— TASK DATA —
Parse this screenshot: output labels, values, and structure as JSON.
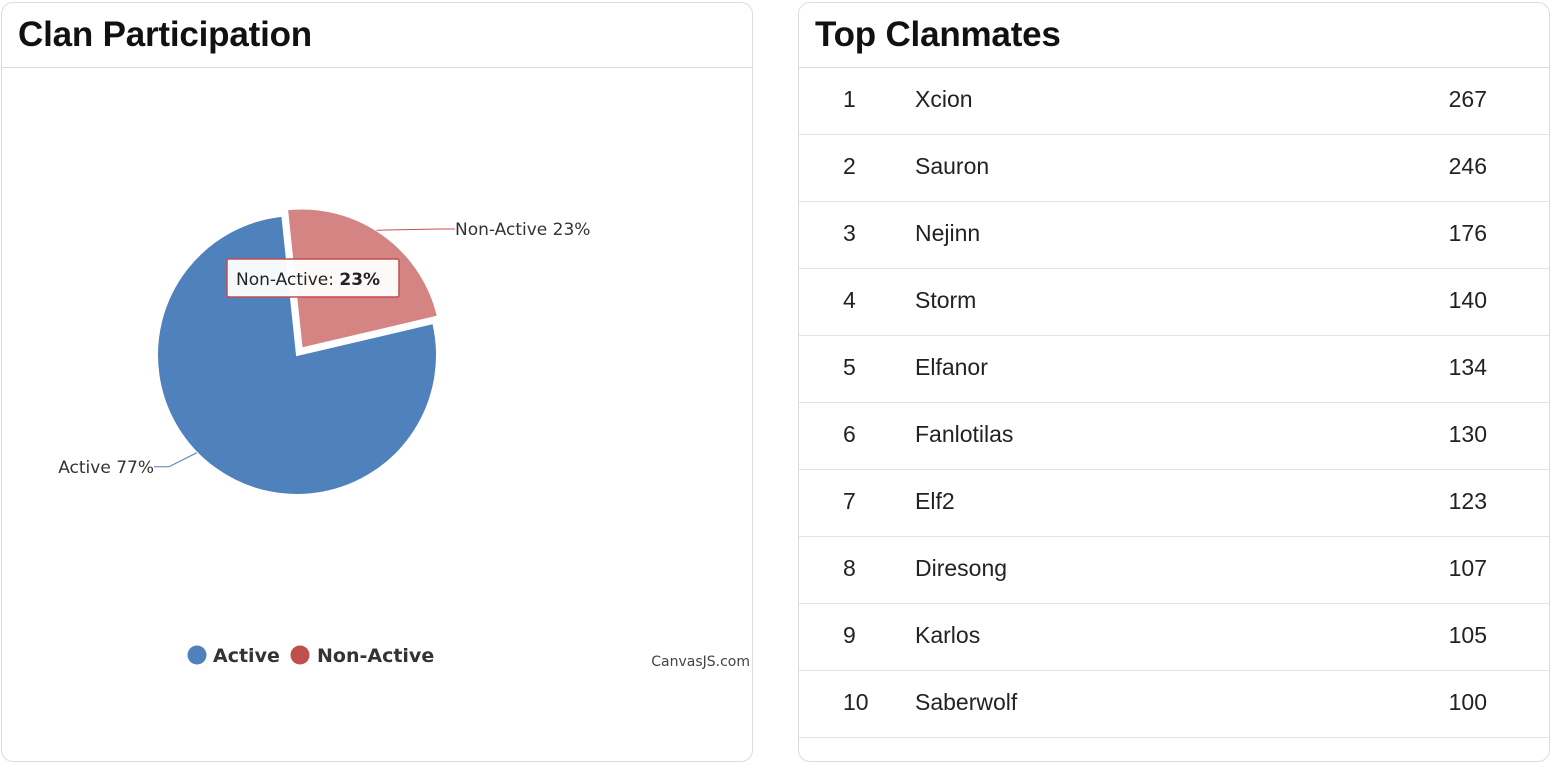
{
  "participation": {
    "title": "Clan Participation",
    "credit": "CanvasJS.com",
    "tooltip": {
      "label": "Non-Active:",
      "value": "23%"
    },
    "colors": {
      "active": "#4f81bc",
      "non_active": "#d48483",
      "non_active_legend": "#c0504e"
    }
  },
  "chart_data": {
    "type": "pie",
    "categories": [
      "Active",
      "Non-Active"
    ],
    "values": [
      77,
      23
    ],
    "slice_labels": [
      "Active 77%",
      "Non-Active 23%"
    ],
    "legend": [
      "Active",
      "Non-Active"
    ],
    "legend_position": "bottom",
    "exploded": "Non-Active"
  },
  "clanmates": {
    "title": "Top Clanmates",
    "rows": [
      {
        "rank": "1",
        "name": "Xcion",
        "score": "267"
      },
      {
        "rank": "2",
        "name": "Sauron",
        "score": "246"
      },
      {
        "rank": "3",
        "name": "Nejinn",
        "score": "176"
      },
      {
        "rank": "4",
        "name": "Storm",
        "score": "140"
      },
      {
        "rank": "5",
        "name": "Elfanor",
        "score": "134"
      },
      {
        "rank": "6",
        "name": "Fanlotilas",
        "score": "130"
      },
      {
        "rank": "7",
        "name": "Elf2",
        "score": "123"
      },
      {
        "rank": "8",
        "name": "Diresong",
        "score": "107"
      },
      {
        "rank": "9",
        "name": "Karlos",
        "score": "105"
      },
      {
        "rank": "10",
        "name": "Saberwolf",
        "score": "100"
      }
    ]
  }
}
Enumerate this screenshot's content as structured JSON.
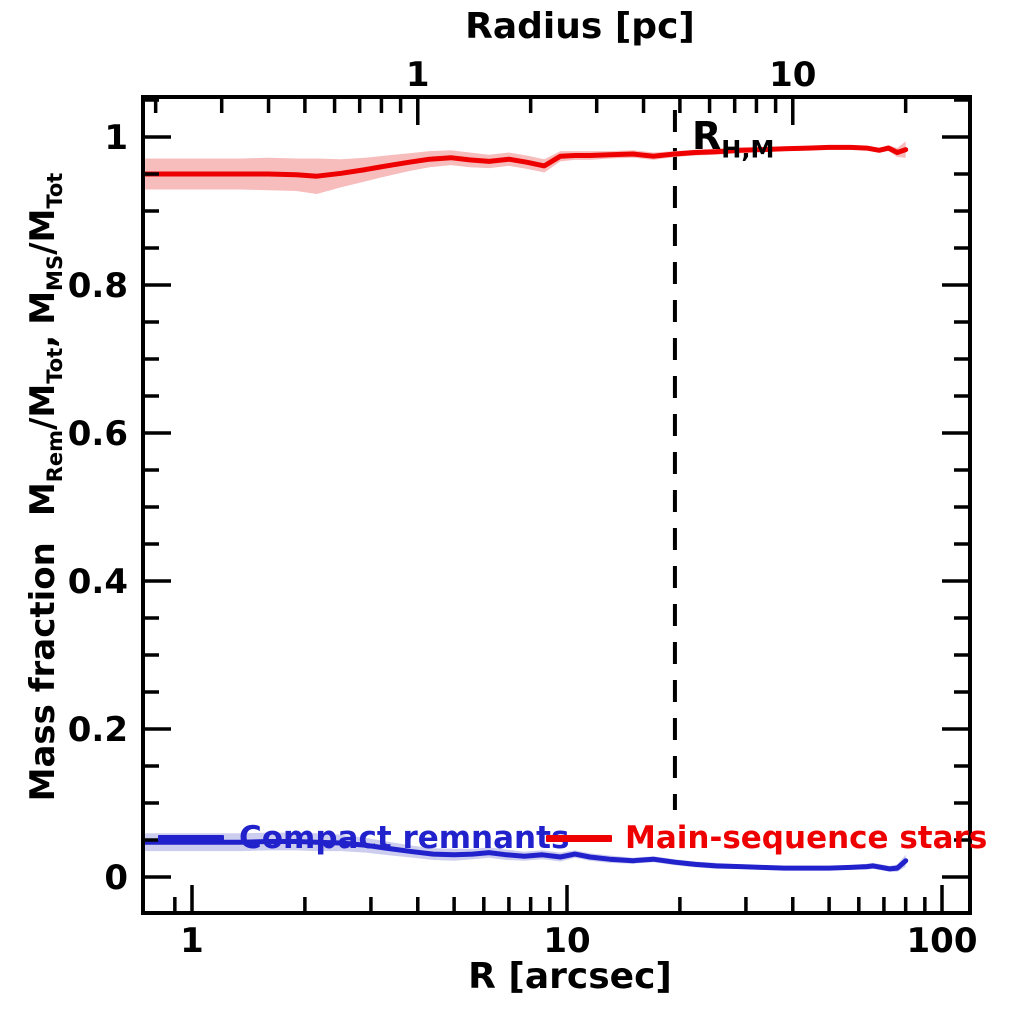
{
  "chart_data": {
    "type": "line",
    "x_scale": "log",
    "x_unit_bottom": "arcsec",
    "x_unit_top": "pc",
    "arcsec_per_pc": 4.0,
    "x_range_arcsec": [
      0.74,
      119
    ],
    "y_range": [
      -0.049,
      1.054
    ],
    "grid": "off",
    "axes": {
      "top": {
        "title": "Radius [pc]",
        "tick_values_pc": [
          1,
          10
        ],
        "tick_labels": [
          "1",
          "10"
        ]
      },
      "bottom": {
        "title": "R [arcsec]",
        "tick_values_arcsec": [
          1,
          10,
          100
        ],
        "tick_labels": [
          "1",
          "10",
          "100"
        ]
      },
      "left": {
        "tick_values": [
          1,
          0.8,
          0.6,
          0.4,
          0.2,
          0
        ],
        "tick_labels": [
          "1",
          "0.8",
          "0.6",
          "0.4",
          "0.2",
          "0"
        ],
        "minor_tick_step": 0.05
      }
    },
    "ylabel": {
      "prefix": "Mass fraction",
      "m": "M",
      "sub_rem": "Rem",
      "slash_m": "/M",
      "sub_tot": "Tot",
      "comma": ","
    },
    "annotation": {
      "label": "R",
      "sublabel": "H,M",
      "r_arcsec": 19.4,
      "line_style": "dashed",
      "line_color": "#000000"
    },
    "series": [
      {
        "name": "Main-sequence stars",
        "color": "#ee0000",
        "band_color": "#f7bcbc",
        "x": [
          0.75,
          0.9,
          1.1,
          1.35,
          1.6,
          1.9,
          2.15,
          2.5,
          2.9,
          3.3,
          3.8,
          4.3,
          4.9,
          5.5,
          6.2,
          7.0,
          7.8,
          8.7,
          9.6,
          10.5,
          11.5,
          13,
          15,
          17,
          19.4,
          22,
          25,
          29,
          33,
          38,
          44,
          50,
          57,
          63,
          68,
          72,
          76,
          80
        ],
        "y": [
          0.95,
          0.95,
          0.95,
          0.95,
          0.95,
          0.949,
          0.947,
          0.951,
          0.956,
          0.961,
          0.966,
          0.97,
          0.972,
          0.969,
          0.967,
          0.97,
          0.966,
          0.961,
          0.974,
          0.975,
          0.975,
          0.976,
          0.977,
          0.974,
          0.977,
          0.979,
          0.98,
          0.982,
          0.983,
          0.984,
          0.985,
          0.986,
          0.986,
          0.985,
          0.982,
          0.985,
          0.979,
          0.983
        ],
        "band_halfwidth": [
          0.021,
          0.021,
          0.021,
          0.021,
          0.022,
          0.022,
          0.024,
          0.019,
          0.016,
          0.014,
          0.012,
          0.011,
          0.01,
          0.01,
          0.009,
          0.009,
          0.009,
          0.009,
          0.007,
          0.006,
          0.006,
          0.005,
          0.005,
          0.005,
          0.004,
          0.004,
          0.004,
          0.004,
          0.003,
          0.003,
          0.003,
          0.003,
          0.003,
          0.003,
          0.003,
          0.004,
          0.006,
          0.011
        ]
      },
      {
        "name": "Compact remnants",
        "color": "#2222cc",
        "band_color": "#cdcdef",
        "x": [
          0.75,
          0.9,
          1.1,
          1.35,
          1.6,
          1.9,
          2.15,
          2.5,
          2.9,
          3.4,
          3.9,
          4.4,
          5.0,
          5.6,
          6.2,
          6.9,
          7.7,
          8.6,
          9.6,
          10.5,
          11.5,
          13,
          15,
          17,
          19.4,
          22,
          25,
          29,
          33,
          38,
          44,
          50,
          57,
          63,
          65.5,
          69,
          72.5,
          76,
          80
        ],
        "y": [
          0.047,
          0.047,
          0.047,
          0.047,
          0.048,
          0.048,
          0.047,
          0.046,
          0.043,
          0.038,
          0.034,
          0.031,
          0.03,
          0.031,
          0.033,
          0.03,
          0.028,
          0.03,
          0.027,
          0.031,
          0.027,
          0.024,
          0.022,
          0.024,
          0.02,
          0.017,
          0.015,
          0.014,
          0.013,
          0.012,
          0.012,
          0.012,
          0.013,
          0.014,
          0.015,
          0.013,
          0.011,
          0.012,
          0.022
        ],
        "band_halfwidth": [
          0.012,
          0.012,
          0.012,
          0.012,
          0.012,
          0.012,
          0.012,
          0.011,
          0.01,
          0.009,
          0.008,
          0.008,
          0.008,
          0.007,
          0.007,
          0.007,
          0.006,
          0.006,
          0.006,
          0.005,
          0.005,
          0.005,
          0.004,
          0.004,
          0.004,
          0.004,
          0.004,
          0.003,
          0.003,
          0.003,
          0.003,
          0.003,
          0.003,
          0.004,
          0.004,
          0.004,
          0.004,
          0.005,
          0.008
        ]
      }
    ],
    "legend": {
      "items": [
        {
          "label": "Compact remnants",
          "color": "#2222cc"
        },
        {
          "label": "Main-sequence stars",
          "color": "#ee0000"
        }
      ]
    }
  }
}
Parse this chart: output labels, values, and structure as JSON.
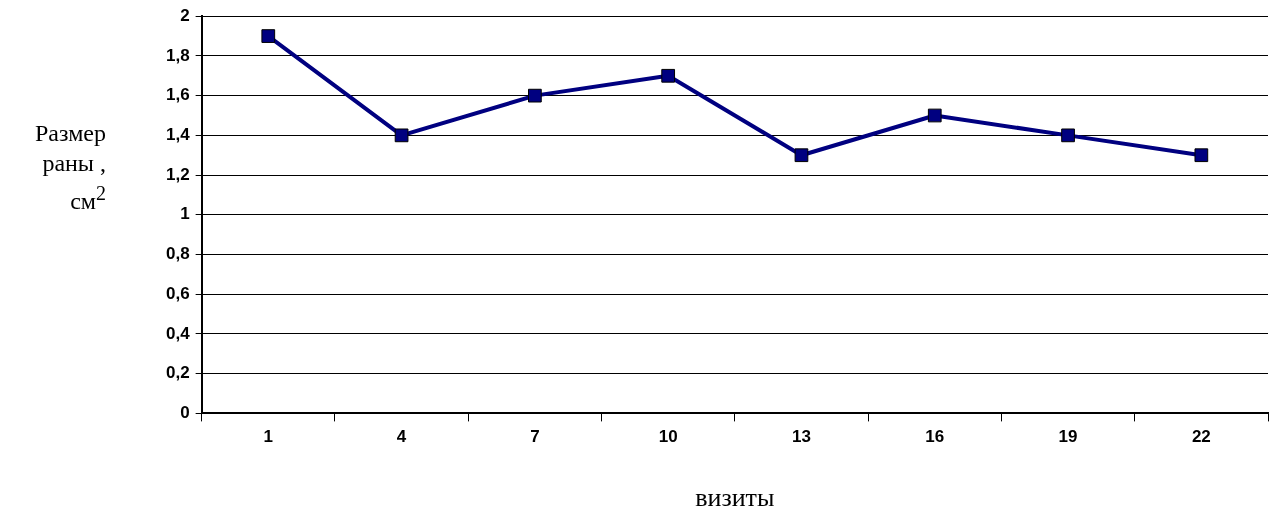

— PROBLEM STATEMENT —
In the entries above, identify every line with the string "screenshot".

— CORRECT RESULT —
Parse this screenshot: output labels, values, and structure as JSON.
Enumerate this screenshot's content as structured JSON.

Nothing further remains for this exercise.